> _PROBLEM DESCRIPTION_: Each entry below should be given again exactly; the pictures stay out.

──────── RECORDS

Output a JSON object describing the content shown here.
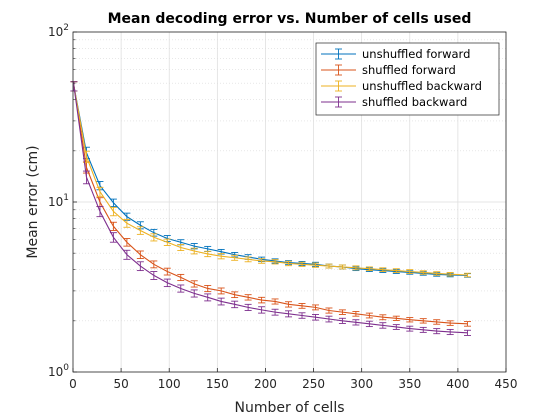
{
  "chart_data": {
    "type": "line",
    "title": "Mean decoding error vs. Number of cells used",
    "xlabel": "Number of cells",
    "ylabel": "Mean error (cm)",
    "xlim": [
      0,
      450
    ],
    "ylim": [
      1,
      100
    ],
    "yscale": "log",
    "grid": true,
    "minor_grid": true,
    "legend_position": "top-right",
    "x_ticks": [
      "0",
      "50",
      "100",
      "150",
      "200",
      "250",
      "300",
      "350",
      "400",
      "450"
    ],
    "y_ticks": [
      {
        "base": "10",
        "exp": "0"
      },
      {
        "base": "10",
        "exp": "1"
      },
      {
        "base": "10",
        "exp": "2"
      }
    ],
    "x": [
      1,
      14,
      28,
      42,
      56,
      70,
      84,
      98,
      112,
      126,
      140,
      154,
      168,
      182,
      196,
      210,
      224,
      238,
      252,
      266,
      280,
      294,
      308,
      322,
      336,
      350,
      364,
      378,
      392,
      410
    ],
    "series": [
      {
        "name": "unshuffled forward",
        "color": "#0072BD",
        "values": [
          48,
          19.5,
          12.5,
          9.9,
          8.2,
          7.3,
          6.6,
          6.1,
          5.8,
          5.5,
          5.3,
          5.1,
          4.9,
          4.75,
          4.6,
          4.5,
          4.4,
          4.35,
          4.3,
          4.2,
          4.15,
          4.05,
          4.0,
          3.95,
          3.9,
          3.85,
          3.8,
          3.75,
          3.72,
          3.7
        ],
        "errors": [
          3,
          1.5,
          0.7,
          0.5,
          0.4,
          0.35,
          0.3,
          0.25,
          0.2,
          0.2,
          0.18,
          0.16,
          0.15,
          0.15,
          0.14,
          0.13,
          0.12,
          0.12,
          0.12,
          0.11,
          0.11,
          0.1,
          0.1,
          0.1,
          0.1,
          0.09,
          0.09,
          0.09,
          0.09,
          0.09
        ]
      },
      {
        "name": "shuffled forward",
        "color": "#D95319",
        "values": [
          48,
          16,
          10,
          7.2,
          5.8,
          4.9,
          4.3,
          3.9,
          3.6,
          3.3,
          3.1,
          3.0,
          2.85,
          2.75,
          2.65,
          2.6,
          2.5,
          2.45,
          2.4,
          2.3,
          2.25,
          2.2,
          2.15,
          2.1,
          2.07,
          2.03,
          2.0,
          1.97,
          1.94,
          1.92
        ],
        "errors": [
          3,
          1.2,
          0.6,
          0.4,
          0.3,
          0.25,
          0.2,
          0.18,
          0.15,
          0.14,
          0.13,
          0.12,
          0.11,
          0.1,
          0.1,
          0.09,
          0.09,
          0.08,
          0.08,
          0.08,
          0.07,
          0.07,
          0.07,
          0.07,
          0.06,
          0.06,
          0.06,
          0.06,
          0.06,
          0.06
        ]
      },
      {
        "name": "unshuffled backward",
        "color": "#EDB120",
        "values": [
          48,
          18.5,
          11.5,
          8.8,
          7.5,
          6.8,
          6.2,
          5.8,
          5.4,
          5.15,
          4.95,
          4.8,
          4.7,
          4.6,
          4.5,
          4.45,
          4.35,
          4.3,
          4.25,
          4.2,
          4.15,
          4.1,
          4.05,
          4.0,
          3.95,
          3.9,
          3.85,
          3.8,
          3.76,
          3.72
        ],
        "errors": [
          3,
          1.4,
          0.7,
          0.5,
          0.4,
          0.35,
          0.3,
          0.25,
          0.22,
          0.2,
          0.18,
          0.17,
          0.16,
          0.15,
          0.14,
          0.13,
          0.13,
          0.12,
          0.12,
          0.11,
          0.11,
          0.11,
          0.1,
          0.1,
          0.1,
          0.1,
          0.09,
          0.09,
          0.09,
          0.09
        ]
      },
      {
        "name": "shuffled backward",
        "color": "#7E2F8E",
        "values": [
          48,
          14,
          8.8,
          6.2,
          4.9,
          4.2,
          3.7,
          3.35,
          3.1,
          2.9,
          2.75,
          2.6,
          2.5,
          2.4,
          2.32,
          2.25,
          2.2,
          2.15,
          2.1,
          2.05,
          2.0,
          1.96,
          1.92,
          1.88,
          1.84,
          1.8,
          1.77,
          1.74,
          1.72,
          1.7
        ],
        "errors": [
          3,
          1.2,
          0.6,
          0.4,
          0.3,
          0.25,
          0.2,
          0.17,
          0.15,
          0.14,
          0.13,
          0.12,
          0.11,
          0.1,
          0.1,
          0.09,
          0.09,
          0.08,
          0.08,
          0.08,
          0.07,
          0.07,
          0.07,
          0.07,
          0.06,
          0.06,
          0.06,
          0.06,
          0.06,
          0.06
        ]
      }
    ]
  }
}
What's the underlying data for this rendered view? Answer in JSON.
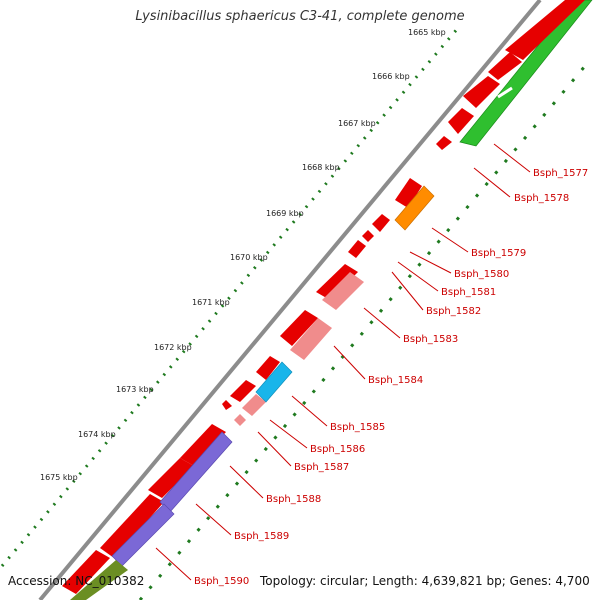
{
  "title": "Lysinibacillus sphaericus C3-41, complete genome",
  "footer": {
    "accession_label": "Accession:",
    "accession": "NC_010382",
    "topology_label": "Topology:",
    "topology": "circular",
    "length_label": "Length:",
    "length": "4,639,821 bp",
    "genes_label": "Genes:",
    "genes": "4,700"
  },
  "ruler_labels": [
    "1665 kbp",
    "1666 kbp",
    "1667 kbp",
    "1668 kbp",
    "1669 kbp",
    "1670 kbp",
    "1671 kbp",
    "1672 kbp",
    "1673 kbp",
    "1674 kbp",
    "1675 kbp"
  ],
  "gene_labels": [
    "Bsph_1577",
    "Bsph_1578",
    "Bsph_1579",
    "Bsph_1580",
    "Bsph_1581",
    "Bsph_1582",
    "Bsph_1583",
    "Bsph_1584",
    "Bsph_1585",
    "Bsph_1586",
    "Bsph_1587",
    "Bsph_1588",
    "Bsph_1589",
    "Bsph_1590"
  ],
  "colors": {
    "backbone": "#8c8c8c",
    "ruler_dots": "#1f7a1f",
    "ruler_text": "#222222",
    "gene_forward": "#e60000",
    "gene_reverse": "#f08c8c",
    "label_text": "#cc0000",
    "leader_line": "#cc0000",
    "green_track": "#2fbf2f",
    "orange_feature": "#ff8c00",
    "cyan_feature": "#19b5ea",
    "purple_feature": "#7b68d6",
    "olive_feature": "#6b8e23"
  }
}
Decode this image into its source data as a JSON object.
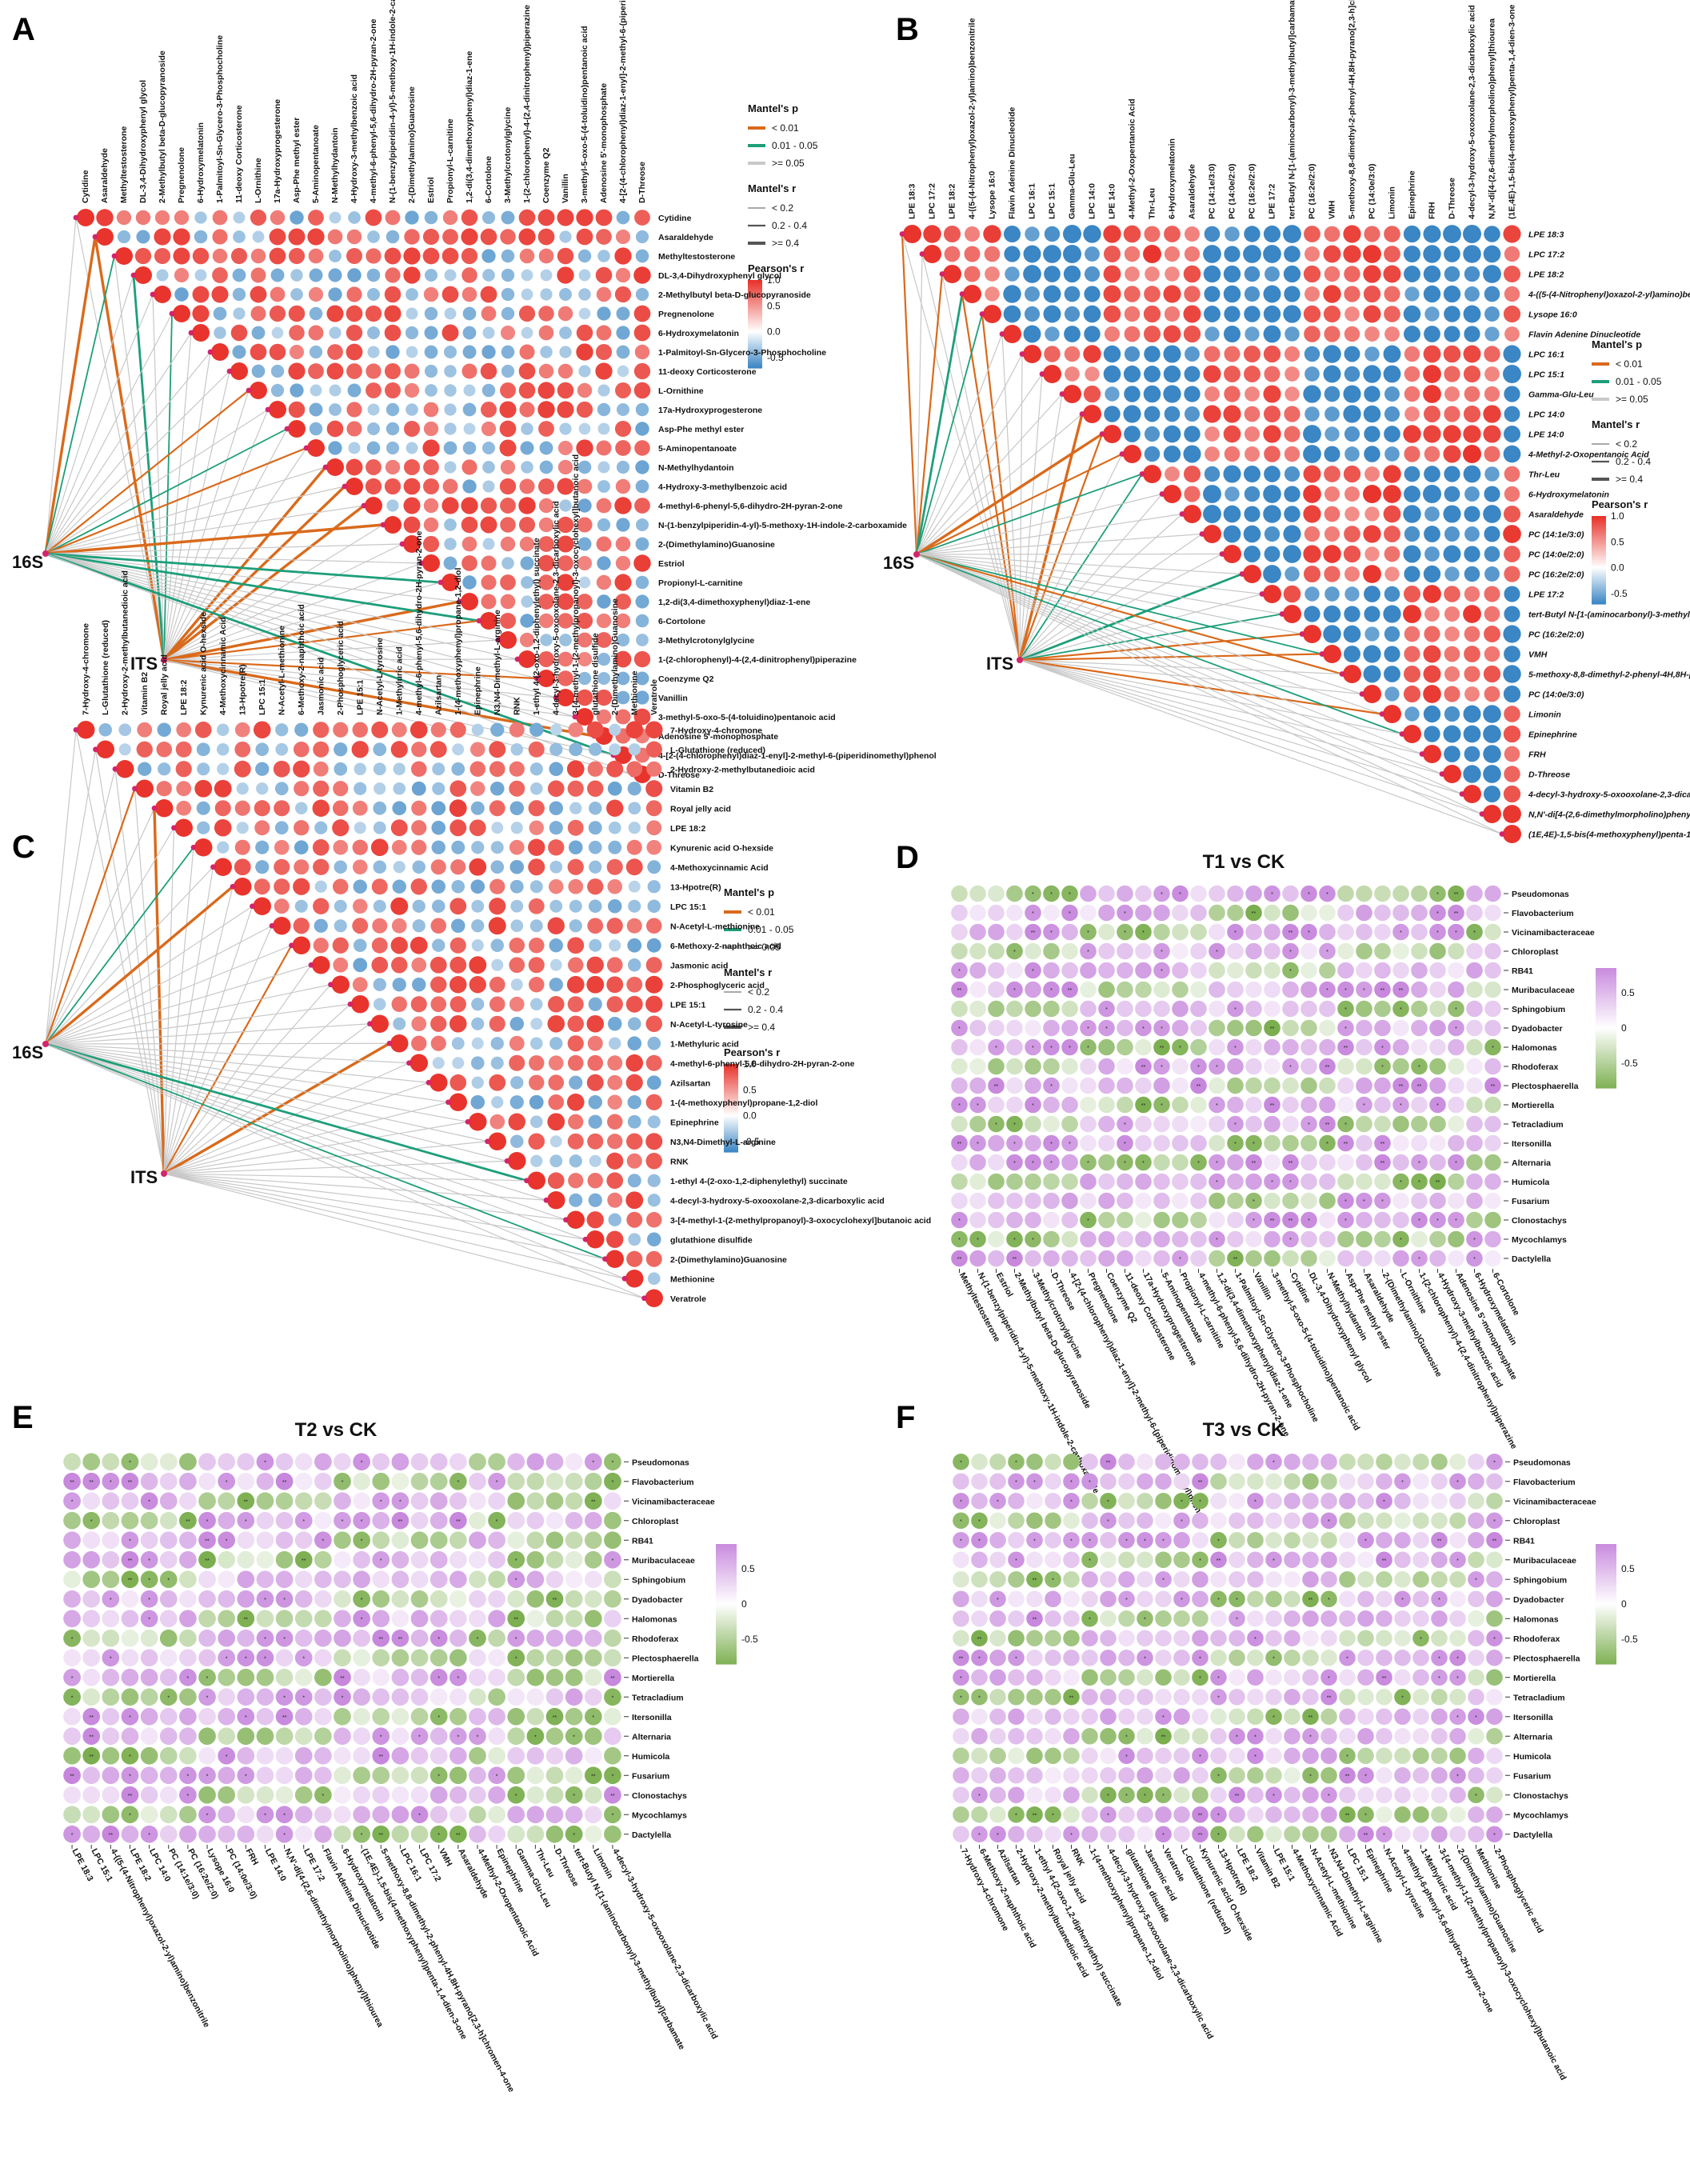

────────────────

> _EXERCISE RESPONSE_:
Output a JSON object describing the content shown here.
{
  "chart_data": {
    "type": "line",
    "title": "Mean decoding error vs. Number of cells used",
    "xlabel": "Number of cells",
    "ylabel": "Mean error (cm)",
    "xlim": [
      0,
      450
    ],
    "ylim": [
      1,
      100
    ],
    "yscale": "log",
    "grid": true,
    "minor_grid": true,
    "legend_position": "top-right",
    "x_ticks": [
      "0",
      "50",
      "100",
      "150",
      "200",
      "250",
      "300",
      "350",
      "400",
      "450"
    ],
    "y_ticks": [
      {
        "base": "10",
        "exp": "0"
      },
      {
        "base": "10",
        "exp": "1"
      },
      {
        "base": "10",
        "exp": "2"
      }
    ],
    "x": [
      1,
      14,
      28,
      42,
      56,
      70,
      84,
      98,
      112,
      126,
      140,
      154,
      168,
      182,
      196,
      210,
      224,
      238,
      252,
      266,
      280,
      294,
      308,
      322,
      336,
      350,
      364,
      378,
      392,
      410
    ],
    "series": [
      {
        "name": "unshuffled forward",
        "color": "#0072BD",
        "values": [
          48,
          19.5,
          12.5,
          9.9,
          8.2,
          7.3,
          6.6,
          6.1,
          5.8,
          5.5,
          5.3,
          5.1,
          4.9,
          4.75,
          4.6,
          4.5,
          4.4,
          4.35,
          4.3,
          4.2,
          4.15,
          4.05,
          4.0,
          3.95,
          3.9,
          3.85,
          3.8,
          3.75,
          3.72,
          3.7
        ],
        "errors": [
          3,
          1.5,
          0.7,
          0.5,
          0.4,
          0.35,
          0.3,
          0.25,
          0.2,
          0.2,
          0.18,
          0.16,
          0.15,
          0.15,
          0.14,
          0.13,
          0.12,
          0.12,
          0.12,
          0.11,
          0.11,
          0.1,
          0.1,
          0.1,
          0.1,
          0.09,
          0.09,
          0.09,
          0.09,
          0.09
        ]
      },
      {
        "name": "shuffled forward",
        "color": "#D95319",
        "values": [
          48,
          16,
          10,
          7.2,
          5.8,
          4.9,
          4.3,
          3.9,
          3.6,
          3.3,
          3.1,
          3.0,
          2.85,
          2.75,
          2.65,
          2.6,
          2.5,
          2.45,
          2.4,
          2.3,
          2.25,
          2.2,
          2.15,
          2.1,
          2.07,
          2.03,
          2.0,
          1.97,
          1.94,
          1.92
        ],
        "errors": [
          3,
          1.2,
          0.6,
          0.4,
          0.3,
          0.25,
          0.2,
          0.18,
          0.15,
          0.14,
          0.13,
          0.12,
          0.11,
          0.1,
          0.1,
          0.09,
          0.09,
          0.08,
          0.08,
          0.08,
          0.07,
          0.07,
          0.07,
          0.07,
          0.06,
          0.06,
          0.06,
          0.06,
          0.06,
          0.06
        ]
      },
      {
        "name": "unshuffled backward",
        "color": "#EDB120",
        "values": [
          48,
          18.5,
          11.5,
          8.8,
          7.5,
          6.8,
          6.2,
          5.8,
          5.4,
          5.15,
          4.95,
          4.8,
          4.7,
          4.6,
          4.5,
          4.45,
          4.35,
          4.3,
          4.25,
          4.2,
          4.15,
          4.1,
          4.05,
          4.0,
          3.95,
          3.9,
          3.85,
          3.8,
          3.76,
          3.72
        ],
        "errors": [
          3,
          1.4,
          0.7,
          0.5,
          0.4,
          0.35,
          0.3,
          0.25,
          0.22,
          0.2,
          0.18,
          0.17,
          0.16,
          0.15,
          0.14,
          0.13,
          0.13,
          0.12,
          0.12,
          0.11,
          0.11,
          0.11,
          0.1,
          0.1,
          0.1,
          0.1,
          0.09,
          0.09,
          0.09,
          0.09
        ]
      },
      {
        "name": "shuffled backward",
        "color": "#7E2F8E",
        "values": [
          48,
          14,
          8.8,
          6.2,
          4.9,
          4.2,
          3.7,
          3.35,
          3.1,
          2.9,
          2.75,
          2.6,
          2.5,
          2.4,
          2.32,
          2.25,
          2.2,
          2.15,
          2.1,
          2.05,
          2.0,
          1.96,
          1.92,
          1.88,
          1.84,
          1.8,
          1.77,
          1.74,
          1.72,
          1.7
        ],
        "errors": [
          3,
          1.2,
          0.6,
          0.4,
          0.3,
          0.25,
          0.2,
          0.17,
          0.15,
          0.14,
          0.13,
          0.12,
          0.11,
          0.1,
          0.1,
          0.09,
          0.09,
          0.08,
          0.08,
          0.08,
          0.07,
          0.07,
          0.07,
          0.07,
          0.06,
          0.06,
          0.06,
          0.06,
          0.06,
          0.06
        ]
      }
    ]
  }
}
What's the underlying data for this rendered view? Answer in JSON.
{
  "title": "Lysinibacillus sphaericus C3-41, complete genome",
  "footer": {
    "accession_label": "Accession:",
    "accession": "NC_010382",
    "topology_label": "Topology:",
    "topology": "circular",
    "length_label": "Length:",
    "length": "4,639,821 bp",
    "genes_label": "Genes:",
    "genes": "4,700"
  },
  "ruler_labels": [
    "1665 kbp",
    "1666 kbp",
    "1667 kbp",
    "1668 kbp",
    "1669 kbp",
    "1670 kbp",
    "1671 kbp",
    "1672 kbp",
    "1673 kbp",
    "1674 kbp",
    "1675 kbp"
  ],
  "gene_labels": [
    "Bsph_1577",
    "Bsph_1578",
    "Bsph_1579",
    "Bsph_1580",
    "Bsph_1581",
    "Bsph_1582",
    "Bsph_1583",
    "Bsph_1584",
    "Bsph_1585",
    "Bsph_1586",
    "Bsph_1587",
    "Bsph_1588",
    "Bsph_1589",
    "Bsph_1590"
  ],
  "colors": {
    "backbone": "#8c8c8c",
    "ruler_dots": "#1f7a1f",
    "ruler_text": "#222222",
    "gene_forward": "#e60000",
    "gene_reverse": "#f08c8c",
    "label_text": "#cc0000",
    "leader_line": "#cc0000",
    "green_track": "#2fbf2f",
    "orange_feature": "#ff8c00",
    "cyan_feature": "#19b5ea",
    "purple_feature": "#7b68d6",
    "olive_feature": "#6b8e23"
  }
}
Decode this image into its source data as a JSON object.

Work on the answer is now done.